[Dataset items]
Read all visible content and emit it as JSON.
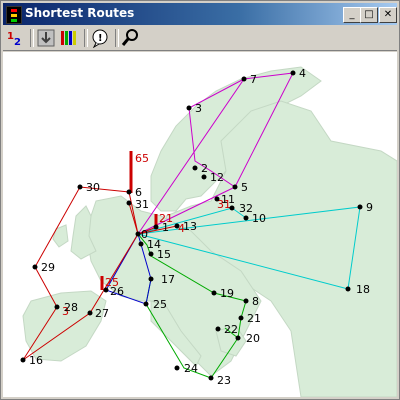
{
  "window": {
    "title": "Shortest Routes"
  },
  "titlebar_buttons": {
    "minimize": "_",
    "maximize": "□",
    "close": "✕"
  },
  "toolbar": [
    {
      "name": "numbering-tool",
      "icon": "numbering-icon",
      "text": "12"
    },
    {
      "name": "download-tool",
      "icon": "arrow-down-icon",
      "text": ""
    },
    {
      "name": "bars-tool",
      "icon": "bar-chart-icon",
      "text": ""
    },
    {
      "name": "info-tool",
      "icon": "info-icon",
      "text": ""
    },
    {
      "name": "search-tool",
      "icon": "magnifier-icon",
      "text": ""
    }
  ],
  "colors": {
    "route_a": "#cc00cc",
    "route_b": "#00cccc",
    "route_c": "#00aa00",
    "route_d": "#0000cc",
    "route_e": "#cc0000",
    "land": "#d8ecd8"
  },
  "nodes": {
    "0": "0",
    "1": "1",
    "2": "2",
    "3": "3",
    "4": "4",
    "5": "5",
    "6": "6",
    "7": "7",
    "8": "8",
    "9": "9",
    "10": "10",
    "11": "11",
    "12": "12",
    "13": "13",
    "14": "14",
    "15": "15",
    "16": "16",
    "17": "17",
    "18": "18",
    "19": "19",
    "20": "20",
    "21": "21",
    "22": "22",
    "23": "23",
    "24": "24",
    "25": "25",
    "26": "26",
    "27": "27",
    "28": "28",
    "29": "29",
    "30": "30",
    "31": "31",
    "32": "32"
  },
  "markers": {
    "m65": "65",
    "m21": "21",
    "m25": "25",
    "m31": "31",
    "m4": "4",
    "m3": "3"
  }
}
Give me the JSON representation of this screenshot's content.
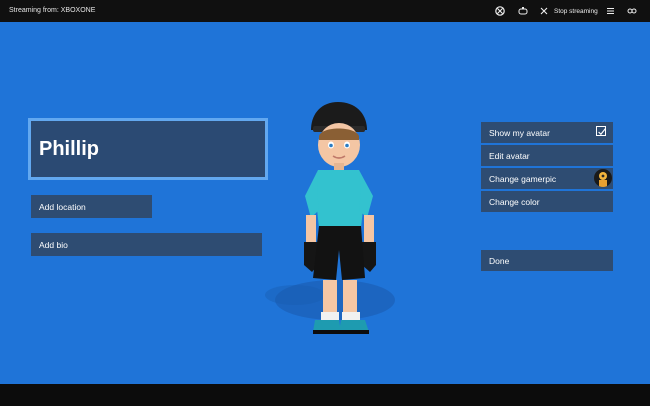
{
  "titlebar": {
    "title": "Streaming from: XBOXONE",
    "stop_label": "Stop streaming"
  },
  "profile": {
    "gamertag": "Phillip",
    "add_location_label": "Add location",
    "add_bio_label": "Add bio"
  },
  "menu": {
    "show_avatar_label": "Show my avatar",
    "show_avatar_checked": true,
    "edit_avatar_label": "Edit avatar",
    "change_gamerpic_label": "Change gamerpic",
    "change_color_label": "Change color",
    "done_label": "Done"
  },
  "colors": {
    "background": "#1f74d8",
    "panel": "#2e4c72",
    "focus_border": "#62a8f0"
  }
}
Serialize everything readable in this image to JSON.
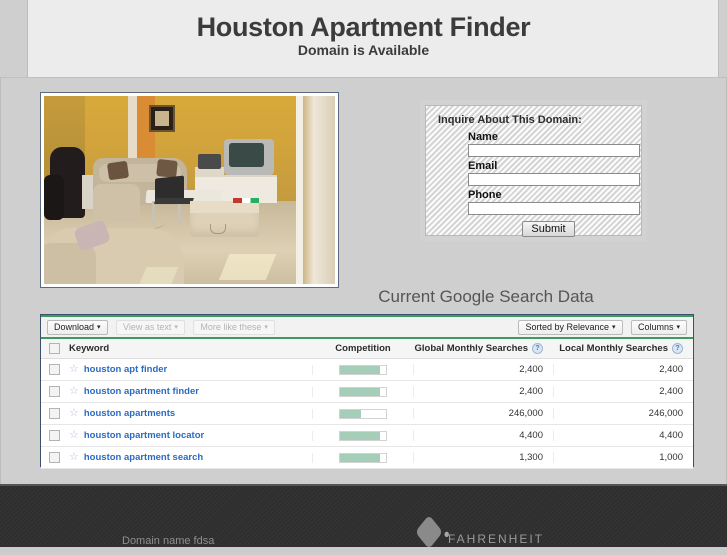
{
  "header": {
    "title": "Houston Apartment Finder",
    "subtitle": "Domain is Available"
  },
  "inquiry_form": {
    "title": "Inquire About This Domain:",
    "fields": [
      {
        "label": "Name",
        "value": "",
        "placeholder": ""
      },
      {
        "label": "Email",
        "value": "",
        "placeholder": ""
      },
      {
        "label": "Phone",
        "value": "",
        "placeholder": ""
      }
    ],
    "submit_label": "Submit"
  },
  "search_section": {
    "heading": "Current Google Search Data"
  },
  "keyword_tool": {
    "toolbar_left": [
      {
        "label": "Download",
        "state": "active"
      },
      {
        "label": "View as text",
        "state": "disabled"
      },
      {
        "label": "More like these",
        "state": "disabled"
      }
    ],
    "toolbar_right": [
      {
        "label": "Sorted by Relevance",
        "state": "active"
      },
      {
        "label": "Columns",
        "state": "active"
      }
    ],
    "caret": "▾",
    "help_glyph": "?",
    "star_glyph": "☆",
    "columns": [
      "Keyword",
      "Competition",
      "Global Monthly Searches",
      "Local Monthly Searches"
    ],
    "rows": [
      {
        "keyword": "houston apt finder",
        "competition": 0.88,
        "global": "2,400",
        "local": "2,400"
      },
      {
        "keyword": "houston apartment finder",
        "competition": 0.88,
        "global": "2,400",
        "local": "2,400"
      },
      {
        "keyword": "houston apartments",
        "competition": 0.45,
        "global": "246,000",
        "local": "246,000"
      },
      {
        "keyword": "houston apartment locator",
        "competition": 0.88,
        "global": "4,400",
        "local": "4,400"
      },
      {
        "keyword": "houston apartment search",
        "competition": 0.88,
        "global": "1,300",
        "local": "1,000"
      }
    ]
  },
  "footer": {
    "text": "Domain name fdsa",
    "brand": "FAHRENHEIT"
  },
  "colors": {
    "accent_green": "#3f9a62",
    "competition_bar": "#a5ceb8",
    "link_blue": "#2a6bc4",
    "panel_border": "#3c4f6b",
    "footer_bg": "#2e2e2e"
  }
}
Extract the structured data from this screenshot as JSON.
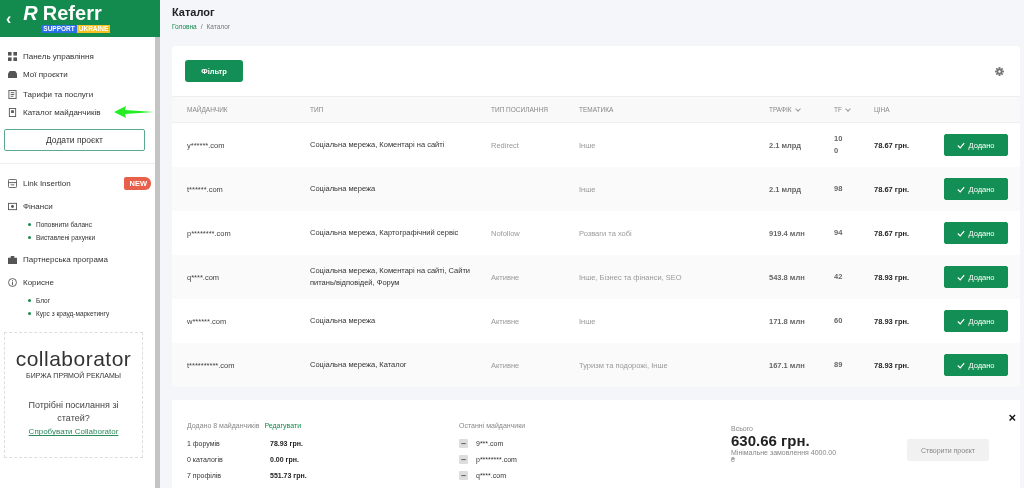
{
  "logo": {
    "mark": "R",
    "name": "Referr",
    "badge_left": "SUPPORT",
    "badge_right": "UKRAINE"
  },
  "back": "‹",
  "sidebar": {
    "items": [
      {
        "label": "Панель управління"
      },
      {
        "label": "Мої проєкти"
      },
      {
        "label": "Тарифи та послуги"
      },
      {
        "label": "Каталог майданчиків"
      }
    ],
    "add_project": "Додати проєкт",
    "items_2": [
      {
        "label": "Link Insertion",
        "badge": "NEW"
      },
      {
        "label": "Фінанси",
        "children": [
          {
            "label": "Поповнити баланс"
          },
          {
            "label": "Виставлені рахунки"
          }
        ]
      },
      {
        "label": "Партнерська програма"
      },
      {
        "label": "Корисне",
        "children": [
          {
            "label": "Блог"
          },
          {
            "label": "Курс з крауд-маркетингу"
          }
        ]
      }
    ],
    "promo": {
      "logo": "collaborator",
      "tagline": "БИРЖА ПРЯМОЙ РЕКЛАМЫ",
      "text": "Потрібні посилання зі статей?",
      "link": "Спробувати Collaborator"
    }
  },
  "page": {
    "title": "Каталог",
    "breadcrumb_separator": "/",
    "breadcrumbs": [
      {
        "label": "Головна",
        "link": true
      },
      {
        "label": "Каталог",
        "link": false
      }
    ]
  },
  "filter_button": "Фільтр",
  "table": {
    "columns": [
      {
        "label": "МАЙДАНЧИК",
        "sortable": false
      },
      {
        "label": "ТИП",
        "sortable": false
      },
      {
        "label": "ТИП ПОСИЛАННЯ",
        "sortable": false
      },
      {
        "label": "ТЕМАТИКА",
        "sortable": false
      },
      {
        "label": "ТРАФІК",
        "sortable": true
      },
      {
        "label": "TF",
        "sortable": true
      },
      {
        "label": "ЦІНА",
        "sortable": false
      }
    ],
    "rows": [
      {
        "site": "y******.com",
        "type": "Соціальна мережа, Коментарі на сайті",
        "link_type": "Redirect",
        "topic": "Інше",
        "traffic": "2.1 млрд",
        "tf": "100",
        "price": "78.67 грн.",
        "added": true,
        "button": "Додано"
      },
      {
        "site": "t******.com",
        "type": "Соціальна мережа",
        "link_type": "",
        "topic": "Інше",
        "traffic": "2.1 млрд",
        "tf": "98",
        "price": "78.67 грн.",
        "added": true,
        "button": "Додано"
      },
      {
        "site": "p********.com",
        "type": "Соціальна мережа, Картографічний сервіс",
        "link_type": "Nofollow",
        "topic": "Розваги та хобі",
        "traffic": "919.4 млн",
        "tf": "94",
        "price": "78.67 грн.",
        "added": true,
        "button": "Додано"
      },
      {
        "site": "q****.com",
        "type": "Соціальна мережа, Коментарі на сайті, Сайти питань/відповідей, Форум",
        "link_type": "Активне",
        "topic": "Інше, Бізнес та фінанси, SEO",
        "traffic": "543.8 млн",
        "tf": "42",
        "price": "78.93 грн.",
        "added": true,
        "button": "Додано"
      },
      {
        "site": "w******.com",
        "type": "Соціальна мережа",
        "link_type": "Активне",
        "topic": "Інше",
        "traffic": "171.8 млн",
        "tf": "60",
        "price": "78.93 грн.",
        "added": true,
        "button": "Додано"
      },
      {
        "site": "t**********.com",
        "type": "Соціальна мережа, Каталог",
        "link_type": "Активне",
        "topic": "Туризм та подорожі, Інше",
        "traffic": "167.1 млн",
        "tf": "89",
        "price": "78.93 грн.",
        "added": true,
        "button": "Додано"
      }
    ]
  },
  "footer": {
    "added_text": "Додано 8 майданчиків",
    "edit_link": "Редагувати",
    "counts": [
      {
        "label": "1 форумів",
        "amount": "78.93 грн."
      },
      {
        "label": "0 каталогів",
        "amount": "0.00 грн."
      },
      {
        "label": "7 профілів",
        "amount": "551.73 грн."
      }
    ],
    "recent_title": "Останні майданчики",
    "recent": [
      "9***.com",
      "p********.com",
      "q****.com"
    ],
    "total_label": "Всього",
    "total": "630.66 грн.",
    "min_order": "Мінімальне замовлення 4000.00",
    "currency": "₴",
    "create_button": {
      "label": "Створити проєкт",
      "disabled": true
    },
    "close": "×"
  }
}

§ **Required work**: Show every line from the entries above in which the word "site" appears.

§ **Response to the task**:
        "site": "y******.com",
        "site": "t******.com",
        "site": "p********.com",
        "site": "q****.com",
        "site": "w******.com",
        "site": "t**********.com",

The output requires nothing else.